• **Directions for this task**: Write every line out verbatim and omit the pictures.

start Exercise input

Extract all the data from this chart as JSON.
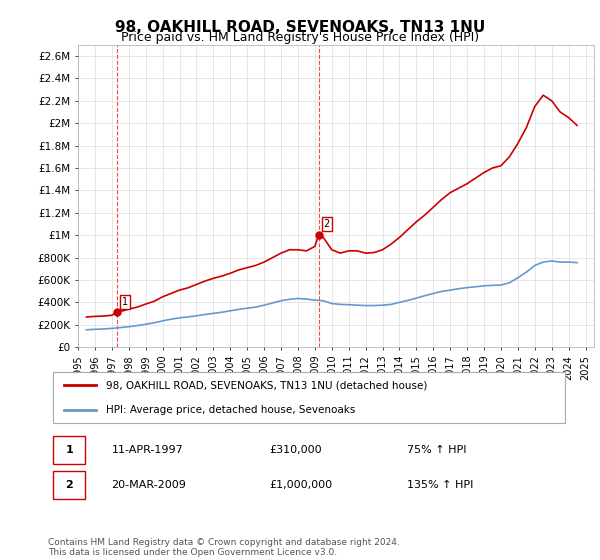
{
  "title": "98, OAKHILL ROAD, SEVENOAKS, TN13 1NU",
  "subtitle": "Price paid vs. HM Land Registry's House Price Index (HPI)",
  "title_fontsize": 11,
  "subtitle_fontsize": 9,
  "xlabel": "",
  "ylabel": "",
  "ylim": [
    0,
    2700000
  ],
  "xlim_start": 1995.0,
  "xlim_end": 2025.5,
  "yticks": [
    0,
    200000,
    400000,
    600000,
    800000,
    1000000,
    1200000,
    1400000,
    1600000,
    1800000,
    2000000,
    2200000,
    2400000,
    2600000
  ],
  "ytick_labels": [
    "£0",
    "£200K",
    "£400K",
    "£600K",
    "£800K",
    "£1M",
    "£1.2M",
    "£1.4M",
    "£1.6M",
    "£1.8M",
    "£2M",
    "£2.2M",
    "£2.4M",
    "£2.6M"
  ],
  "background_color": "#ffffff",
  "grid_color": "#dddddd",
  "red_line_color": "#cc0000",
  "blue_line_color": "#6699cc",
  "vline_color": "#ff4444",
  "transaction1_year": 1997.28,
  "transaction1_price": 310000,
  "transaction1_label": "1",
  "transaction2_year": 2009.22,
  "transaction2_price": 1000000,
  "transaction2_label": "2",
  "legend_red_label": "98, OAKHILL ROAD, SEVENOAKS, TN13 1NU (detached house)",
  "legend_blue_label": "HPI: Average price, detached house, Sevenoaks",
  "annotation1_date": "11-APR-1997",
  "annotation1_price": "£310,000",
  "annotation1_hpi": "75% ↑ HPI",
  "annotation2_date": "20-MAR-2009",
  "annotation2_price": "£1,000,000",
  "annotation2_hpi": "135% ↑ HPI",
  "footer": "Contains HM Land Registry data © Crown copyright and database right 2024.\nThis data is licensed under the Open Government Licence v3.0.",
  "xtick_years": [
    1995,
    1996,
    1997,
    1998,
    1999,
    2000,
    2001,
    2002,
    2003,
    2004,
    2005,
    2006,
    2007,
    2008,
    2009,
    2010,
    2011,
    2012,
    2013,
    2014,
    2015,
    2016,
    2017,
    2018,
    2019,
    2020,
    2021,
    2022,
    2023,
    2024,
    2025
  ],
  "red_x": [
    1995.5,
    1996.0,
    1996.5,
    1997.0,
    1997.28,
    1997.5,
    1998.0,
    1998.5,
    1999.0,
    1999.5,
    2000.0,
    2000.5,
    2001.0,
    2001.5,
    2002.0,
    2002.5,
    2003.0,
    2003.5,
    2004.0,
    2004.5,
    2005.0,
    2005.5,
    2006.0,
    2006.5,
    2007.0,
    2007.5,
    2008.0,
    2008.5,
    2009.0,
    2009.22,
    2009.5,
    2010.0,
    2010.5,
    2011.0,
    2011.5,
    2012.0,
    2012.5,
    2013.0,
    2013.5,
    2014.0,
    2014.5,
    2015.0,
    2015.5,
    2016.0,
    2016.5,
    2017.0,
    2017.5,
    2018.0,
    2018.5,
    2019.0,
    2019.5,
    2020.0,
    2020.5,
    2021.0,
    2021.5,
    2022.0,
    2022.5,
    2023.0,
    2023.5,
    2024.0,
    2024.5
  ],
  "red_y": [
    270000,
    275000,
    278000,
    285000,
    310000,
    318000,
    340000,
    358000,
    385000,
    410000,
    450000,
    480000,
    510000,
    530000,
    560000,
    590000,
    615000,
    635000,
    660000,
    690000,
    710000,
    730000,
    760000,
    800000,
    840000,
    870000,
    870000,
    860000,
    900000,
    1000000,
    980000,
    870000,
    840000,
    860000,
    860000,
    840000,
    845000,
    870000,
    920000,
    980000,
    1050000,
    1120000,
    1180000,
    1250000,
    1320000,
    1380000,
    1420000,
    1460000,
    1510000,
    1560000,
    1600000,
    1620000,
    1700000,
    1820000,
    1960000,
    2150000,
    2250000,
    2200000,
    2100000,
    2050000,
    1980000
  ],
  "blue_x": [
    1995.5,
    1996.0,
    1996.5,
    1997.0,
    1997.5,
    1998.0,
    1998.5,
    1999.0,
    1999.5,
    2000.0,
    2000.5,
    2001.0,
    2001.5,
    2002.0,
    2002.5,
    2003.0,
    2003.5,
    2004.0,
    2004.5,
    2005.0,
    2005.5,
    2006.0,
    2006.5,
    2007.0,
    2007.5,
    2008.0,
    2008.5,
    2009.0,
    2009.5,
    2010.0,
    2010.5,
    2011.0,
    2011.5,
    2012.0,
    2012.5,
    2013.0,
    2013.5,
    2014.0,
    2014.5,
    2015.0,
    2015.5,
    2016.0,
    2016.5,
    2017.0,
    2017.5,
    2018.0,
    2018.5,
    2019.0,
    2019.5,
    2020.0,
    2020.5,
    2021.0,
    2021.5,
    2022.0,
    2022.5,
    2023.0,
    2023.5,
    2024.0,
    2024.5
  ],
  "blue_y": [
    155000,
    160000,
    163000,
    168000,
    175000,
    183000,
    193000,
    205000,
    218000,
    235000,
    250000,
    262000,
    270000,
    280000,
    292000,
    302000,
    312000,
    325000,
    338000,
    348000,
    358000,
    375000,
    395000,
    415000,
    428000,
    435000,
    430000,
    420000,
    415000,
    390000,
    382000,
    380000,
    375000,
    372000,
    372000,
    375000,
    382000,
    400000,
    418000,
    438000,
    460000,
    480000,
    498000,
    510000,
    522000,
    532000,
    540000,
    548000,
    552000,
    555000,
    575000,
    620000,
    670000,
    730000,
    760000,
    770000,
    760000,
    760000,
    755000
  ]
}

end Exercise input

• **Task output**:
Extract all the data from this chart as JSON.
{
  "title": "98, OAKHILL ROAD, SEVENOAKS, TN13 1NU",
  "subtitle": "Price paid vs. HM Land Registry's House Price Index (HPI)",
  "title_fontsize": 11,
  "subtitle_fontsize": 9,
  "xlabel": "",
  "ylabel": "",
  "ylim": [
    0,
    2700000
  ],
  "xlim_start": 1995.0,
  "xlim_end": 2025.5,
  "yticks": [
    0,
    200000,
    400000,
    600000,
    800000,
    1000000,
    1200000,
    1400000,
    1600000,
    1800000,
    2000000,
    2200000,
    2400000,
    2600000
  ],
  "ytick_labels": [
    "£0",
    "£200K",
    "£400K",
    "£600K",
    "£800K",
    "£1M",
    "£1.2M",
    "£1.4M",
    "£1.6M",
    "£1.8M",
    "£2M",
    "£2.2M",
    "£2.4M",
    "£2.6M"
  ],
  "background_color": "#ffffff",
  "grid_color": "#dddddd",
  "red_line_color": "#cc0000",
  "blue_line_color": "#6699cc",
  "vline_color": "#ff4444",
  "transaction1_year": 1997.28,
  "transaction1_price": 310000,
  "transaction1_label": "1",
  "transaction2_year": 2009.22,
  "transaction2_price": 1000000,
  "transaction2_label": "2",
  "legend_red_label": "98, OAKHILL ROAD, SEVENOAKS, TN13 1NU (detached house)",
  "legend_blue_label": "HPI: Average price, detached house, Sevenoaks",
  "annotation1_date": "11-APR-1997",
  "annotation1_price": "£310,000",
  "annotation1_hpi": "75% ↑ HPI",
  "annotation2_date": "20-MAR-2009",
  "annotation2_price": "£1,000,000",
  "annotation2_hpi": "135% ↑ HPI",
  "footer": "Contains HM Land Registry data © Crown copyright and database right 2024.\nThis data is licensed under the Open Government Licence v3.0.",
  "xtick_years": [
    1995,
    1996,
    1997,
    1998,
    1999,
    2000,
    2001,
    2002,
    2003,
    2004,
    2005,
    2006,
    2007,
    2008,
    2009,
    2010,
    2011,
    2012,
    2013,
    2014,
    2015,
    2016,
    2017,
    2018,
    2019,
    2020,
    2021,
    2022,
    2023,
    2024,
    2025
  ],
  "red_x": [
    1995.5,
    1996.0,
    1996.5,
    1997.0,
    1997.28,
    1997.5,
    1998.0,
    1998.5,
    1999.0,
    1999.5,
    2000.0,
    2000.5,
    2001.0,
    2001.5,
    2002.0,
    2002.5,
    2003.0,
    2003.5,
    2004.0,
    2004.5,
    2005.0,
    2005.5,
    2006.0,
    2006.5,
    2007.0,
    2007.5,
    2008.0,
    2008.5,
    2009.0,
    2009.22,
    2009.5,
    2010.0,
    2010.5,
    2011.0,
    2011.5,
    2012.0,
    2012.5,
    2013.0,
    2013.5,
    2014.0,
    2014.5,
    2015.0,
    2015.5,
    2016.0,
    2016.5,
    2017.0,
    2017.5,
    2018.0,
    2018.5,
    2019.0,
    2019.5,
    2020.0,
    2020.5,
    2021.0,
    2021.5,
    2022.0,
    2022.5,
    2023.0,
    2023.5,
    2024.0,
    2024.5
  ],
  "red_y": [
    270000,
    275000,
    278000,
    285000,
    310000,
    318000,
    340000,
    358000,
    385000,
    410000,
    450000,
    480000,
    510000,
    530000,
    560000,
    590000,
    615000,
    635000,
    660000,
    690000,
    710000,
    730000,
    760000,
    800000,
    840000,
    870000,
    870000,
    860000,
    900000,
    1000000,
    980000,
    870000,
    840000,
    860000,
    860000,
    840000,
    845000,
    870000,
    920000,
    980000,
    1050000,
    1120000,
    1180000,
    1250000,
    1320000,
    1380000,
    1420000,
    1460000,
    1510000,
    1560000,
    1600000,
    1620000,
    1700000,
    1820000,
    1960000,
    2150000,
    2250000,
    2200000,
    2100000,
    2050000,
    1980000
  ],
  "blue_x": [
    1995.5,
    1996.0,
    1996.5,
    1997.0,
    1997.5,
    1998.0,
    1998.5,
    1999.0,
    1999.5,
    2000.0,
    2000.5,
    2001.0,
    2001.5,
    2002.0,
    2002.5,
    2003.0,
    2003.5,
    2004.0,
    2004.5,
    2005.0,
    2005.5,
    2006.0,
    2006.5,
    2007.0,
    2007.5,
    2008.0,
    2008.5,
    2009.0,
    2009.5,
    2010.0,
    2010.5,
    2011.0,
    2011.5,
    2012.0,
    2012.5,
    2013.0,
    2013.5,
    2014.0,
    2014.5,
    2015.0,
    2015.5,
    2016.0,
    2016.5,
    2017.0,
    2017.5,
    2018.0,
    2018.5,
    2019.0,
    2019.5,
    2020.0,
    2020.5,
    2021.0,
    2021.5,
    2022.0,
    2022.5,
    2023.0,
    2023.5,
    2024.0,
    2024.5
  ],
  "blue_y": [
    155000,
    160000,
    163000,
    168000,
    175000,
    183000,
    193000,
    205000,
    218000,
    235000,
    250000,
    262000,
    270000,
    280000,
    292000,
    302000,
    312000,
    325000,
    338000,
    348000,
    358000,
    375000,
    395000,
    415000,
    428000,
    435000,
    430000,
    420000,
    415000,
    390000,
    382000,
    380000,
    375000,
    372000,
    372000,
    375000,
    382000,
    400000,
    418000,
    438000,
    460000,
    480000,
    498000,
    510000,
    522000,
    532000,
    540000,
    548000,
    552000,
    555000,
    575000,
    620000,
    670000,
    730000,
    760000,
    770000,
    760000,
    760000,
    755000
  ]
}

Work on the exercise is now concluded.